▶ _Records shown_
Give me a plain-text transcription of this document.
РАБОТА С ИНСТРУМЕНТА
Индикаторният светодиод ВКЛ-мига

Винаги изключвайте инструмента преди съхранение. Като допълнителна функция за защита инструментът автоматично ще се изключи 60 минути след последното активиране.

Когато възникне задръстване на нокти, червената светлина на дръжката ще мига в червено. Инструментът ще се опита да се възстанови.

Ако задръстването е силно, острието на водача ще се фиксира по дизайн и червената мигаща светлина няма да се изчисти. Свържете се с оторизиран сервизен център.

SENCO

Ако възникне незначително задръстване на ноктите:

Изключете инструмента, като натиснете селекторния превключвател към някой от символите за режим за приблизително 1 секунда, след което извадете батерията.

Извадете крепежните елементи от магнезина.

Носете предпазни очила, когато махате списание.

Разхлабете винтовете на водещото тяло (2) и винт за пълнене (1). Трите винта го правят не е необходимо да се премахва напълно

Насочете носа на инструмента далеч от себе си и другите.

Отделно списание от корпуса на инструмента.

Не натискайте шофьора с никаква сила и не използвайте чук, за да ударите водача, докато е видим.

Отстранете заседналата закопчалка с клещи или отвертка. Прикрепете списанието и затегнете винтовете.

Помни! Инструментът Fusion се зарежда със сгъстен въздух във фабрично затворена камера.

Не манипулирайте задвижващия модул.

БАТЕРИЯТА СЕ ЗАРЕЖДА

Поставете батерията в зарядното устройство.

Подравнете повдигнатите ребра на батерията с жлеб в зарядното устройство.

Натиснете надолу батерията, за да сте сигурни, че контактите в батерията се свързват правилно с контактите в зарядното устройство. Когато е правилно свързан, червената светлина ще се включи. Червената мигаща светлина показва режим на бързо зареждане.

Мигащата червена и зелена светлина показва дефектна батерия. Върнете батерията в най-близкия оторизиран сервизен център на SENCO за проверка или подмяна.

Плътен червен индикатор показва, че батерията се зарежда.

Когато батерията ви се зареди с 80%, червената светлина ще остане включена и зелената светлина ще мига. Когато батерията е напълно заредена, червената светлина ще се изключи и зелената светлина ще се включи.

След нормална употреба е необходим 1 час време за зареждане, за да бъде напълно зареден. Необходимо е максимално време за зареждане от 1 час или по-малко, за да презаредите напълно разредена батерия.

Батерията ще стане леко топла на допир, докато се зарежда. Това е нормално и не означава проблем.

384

▶ _To be done_
Where a line in the material contains "водача", copy that line.

▶ _Correct result_
Ако задръстването е силно, острието на водача ще се фиксира по дизайн и червената мигаща светлина няма да се изчисти. Свържете се с оторизиран сервизен център.
Не натискайте шофьора с никаква сила и не използвайте чук, за да ударите водача, докато е видим.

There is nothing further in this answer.